Copy each line below that contains "ready".

=== Material for this task ===

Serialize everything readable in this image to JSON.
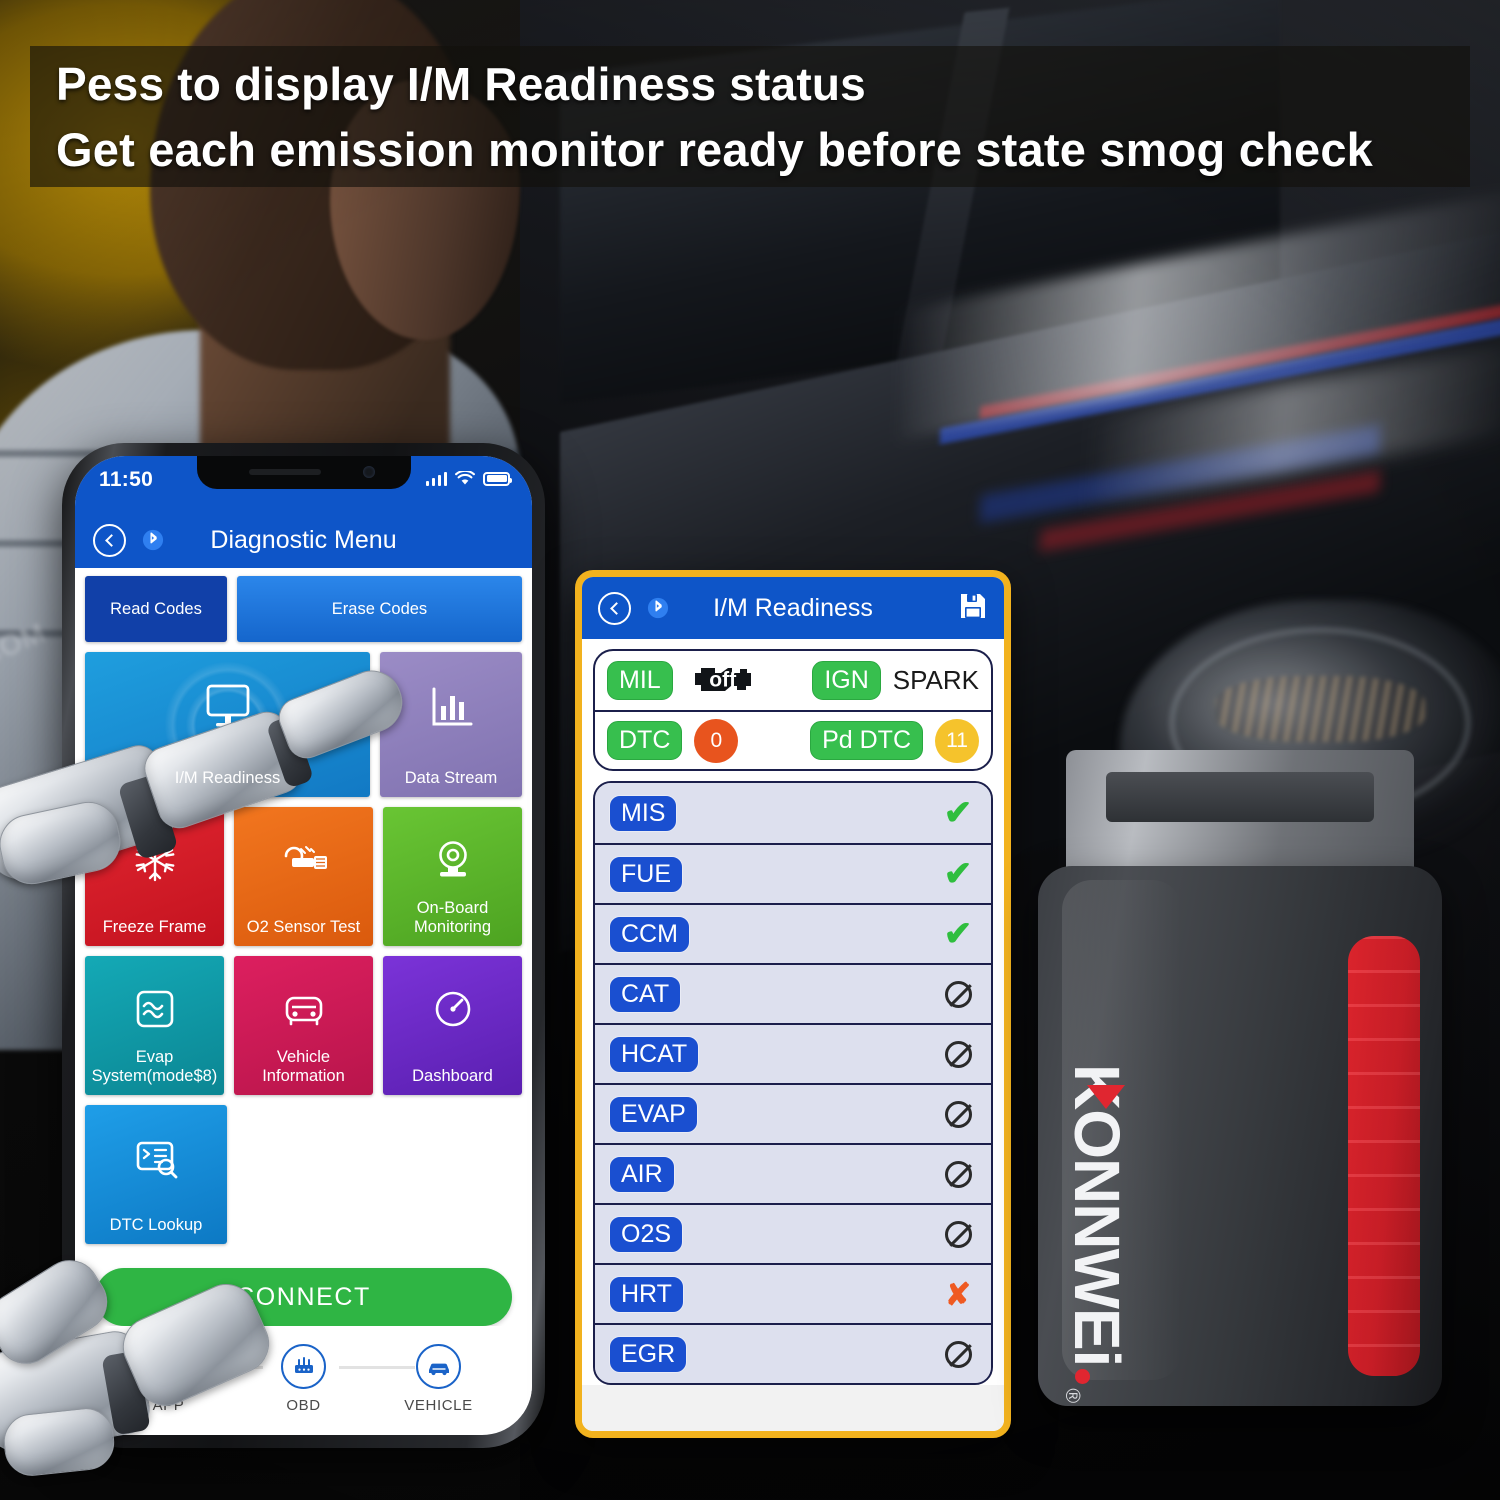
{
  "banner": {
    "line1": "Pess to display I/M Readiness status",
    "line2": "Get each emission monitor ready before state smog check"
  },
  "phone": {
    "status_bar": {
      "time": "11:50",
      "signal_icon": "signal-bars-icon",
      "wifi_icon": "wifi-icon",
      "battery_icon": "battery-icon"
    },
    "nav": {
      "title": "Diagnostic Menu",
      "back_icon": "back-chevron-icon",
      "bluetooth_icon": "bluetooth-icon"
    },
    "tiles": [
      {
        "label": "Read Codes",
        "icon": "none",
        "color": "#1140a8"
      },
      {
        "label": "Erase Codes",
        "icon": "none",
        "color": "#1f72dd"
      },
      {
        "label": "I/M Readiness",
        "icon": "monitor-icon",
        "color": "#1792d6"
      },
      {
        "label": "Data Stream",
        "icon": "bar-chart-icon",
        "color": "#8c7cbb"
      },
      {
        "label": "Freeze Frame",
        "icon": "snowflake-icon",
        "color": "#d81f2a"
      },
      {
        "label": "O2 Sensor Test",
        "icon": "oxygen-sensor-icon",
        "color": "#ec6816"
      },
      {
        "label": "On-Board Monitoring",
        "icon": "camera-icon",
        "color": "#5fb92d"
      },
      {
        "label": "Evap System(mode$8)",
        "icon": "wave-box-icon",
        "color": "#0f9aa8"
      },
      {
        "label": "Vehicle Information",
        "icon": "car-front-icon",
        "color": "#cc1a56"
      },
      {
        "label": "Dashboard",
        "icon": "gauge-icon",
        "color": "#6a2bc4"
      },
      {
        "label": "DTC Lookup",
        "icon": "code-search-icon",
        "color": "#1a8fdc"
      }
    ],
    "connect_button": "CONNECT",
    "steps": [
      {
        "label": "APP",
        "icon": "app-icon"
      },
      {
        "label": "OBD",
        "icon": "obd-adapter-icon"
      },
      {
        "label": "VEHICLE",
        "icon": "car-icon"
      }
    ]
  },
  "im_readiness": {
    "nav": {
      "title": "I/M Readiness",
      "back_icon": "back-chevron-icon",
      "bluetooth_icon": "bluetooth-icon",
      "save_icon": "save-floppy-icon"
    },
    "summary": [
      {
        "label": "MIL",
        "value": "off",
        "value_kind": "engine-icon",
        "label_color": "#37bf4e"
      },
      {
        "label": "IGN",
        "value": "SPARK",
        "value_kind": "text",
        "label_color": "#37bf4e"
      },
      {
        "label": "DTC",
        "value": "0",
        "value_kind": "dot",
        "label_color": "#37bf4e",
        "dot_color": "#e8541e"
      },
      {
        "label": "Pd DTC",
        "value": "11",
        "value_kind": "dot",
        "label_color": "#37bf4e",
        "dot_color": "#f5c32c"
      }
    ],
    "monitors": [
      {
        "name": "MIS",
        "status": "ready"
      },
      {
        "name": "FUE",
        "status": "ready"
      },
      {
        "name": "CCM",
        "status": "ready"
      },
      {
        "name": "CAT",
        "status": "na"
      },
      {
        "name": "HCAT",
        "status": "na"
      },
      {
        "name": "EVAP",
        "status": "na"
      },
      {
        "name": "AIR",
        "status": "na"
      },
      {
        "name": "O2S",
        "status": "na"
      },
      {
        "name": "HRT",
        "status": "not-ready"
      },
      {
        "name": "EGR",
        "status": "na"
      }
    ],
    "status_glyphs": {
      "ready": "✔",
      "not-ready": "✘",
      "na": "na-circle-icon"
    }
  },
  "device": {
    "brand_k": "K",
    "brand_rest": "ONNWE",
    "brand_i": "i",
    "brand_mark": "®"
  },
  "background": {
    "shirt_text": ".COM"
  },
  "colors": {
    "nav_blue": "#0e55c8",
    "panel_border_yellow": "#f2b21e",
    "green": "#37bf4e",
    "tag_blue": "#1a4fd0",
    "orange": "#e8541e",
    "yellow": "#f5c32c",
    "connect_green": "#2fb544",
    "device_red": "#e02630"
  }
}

===
=== Material for this task ===

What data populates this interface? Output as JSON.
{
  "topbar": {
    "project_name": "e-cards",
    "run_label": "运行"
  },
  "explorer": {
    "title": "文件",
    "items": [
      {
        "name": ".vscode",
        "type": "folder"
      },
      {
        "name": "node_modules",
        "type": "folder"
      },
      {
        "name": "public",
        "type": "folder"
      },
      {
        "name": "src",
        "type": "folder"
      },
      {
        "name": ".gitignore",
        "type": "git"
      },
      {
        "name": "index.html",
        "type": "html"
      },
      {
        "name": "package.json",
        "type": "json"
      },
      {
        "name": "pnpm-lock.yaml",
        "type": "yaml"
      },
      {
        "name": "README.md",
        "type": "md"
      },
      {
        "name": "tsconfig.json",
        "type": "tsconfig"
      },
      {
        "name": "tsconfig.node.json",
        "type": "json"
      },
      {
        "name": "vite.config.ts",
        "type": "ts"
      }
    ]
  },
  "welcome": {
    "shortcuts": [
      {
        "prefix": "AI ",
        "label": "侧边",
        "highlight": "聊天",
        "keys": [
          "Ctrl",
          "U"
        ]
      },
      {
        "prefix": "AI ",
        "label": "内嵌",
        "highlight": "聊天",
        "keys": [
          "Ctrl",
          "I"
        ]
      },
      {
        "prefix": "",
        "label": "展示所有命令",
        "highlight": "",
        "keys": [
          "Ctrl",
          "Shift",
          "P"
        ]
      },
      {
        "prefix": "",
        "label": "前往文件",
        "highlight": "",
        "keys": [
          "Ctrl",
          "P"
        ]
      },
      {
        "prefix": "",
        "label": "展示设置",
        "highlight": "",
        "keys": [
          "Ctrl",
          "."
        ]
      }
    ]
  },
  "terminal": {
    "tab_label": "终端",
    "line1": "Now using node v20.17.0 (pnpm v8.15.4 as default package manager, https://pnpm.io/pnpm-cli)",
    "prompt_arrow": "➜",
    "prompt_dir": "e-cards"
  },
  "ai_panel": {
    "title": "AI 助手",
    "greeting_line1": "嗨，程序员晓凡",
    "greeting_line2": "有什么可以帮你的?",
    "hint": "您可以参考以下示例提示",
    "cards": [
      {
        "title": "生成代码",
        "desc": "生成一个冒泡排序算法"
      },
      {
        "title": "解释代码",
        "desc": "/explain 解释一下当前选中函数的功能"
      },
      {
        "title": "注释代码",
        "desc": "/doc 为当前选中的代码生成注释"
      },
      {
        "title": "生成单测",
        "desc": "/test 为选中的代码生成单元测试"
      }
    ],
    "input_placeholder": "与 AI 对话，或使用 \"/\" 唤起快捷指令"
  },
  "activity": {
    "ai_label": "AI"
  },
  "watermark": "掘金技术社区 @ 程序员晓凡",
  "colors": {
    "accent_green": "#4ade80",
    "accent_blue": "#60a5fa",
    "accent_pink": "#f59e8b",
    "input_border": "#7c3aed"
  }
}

===

Answer >>
    "line2": "Get each emission monitor ready before state smog check"
        "status": "ready"
        "status": "ready"
        "status": "ready"
        "status": "not-ready"
      "ready": "✔",
      "not-ready": "✘",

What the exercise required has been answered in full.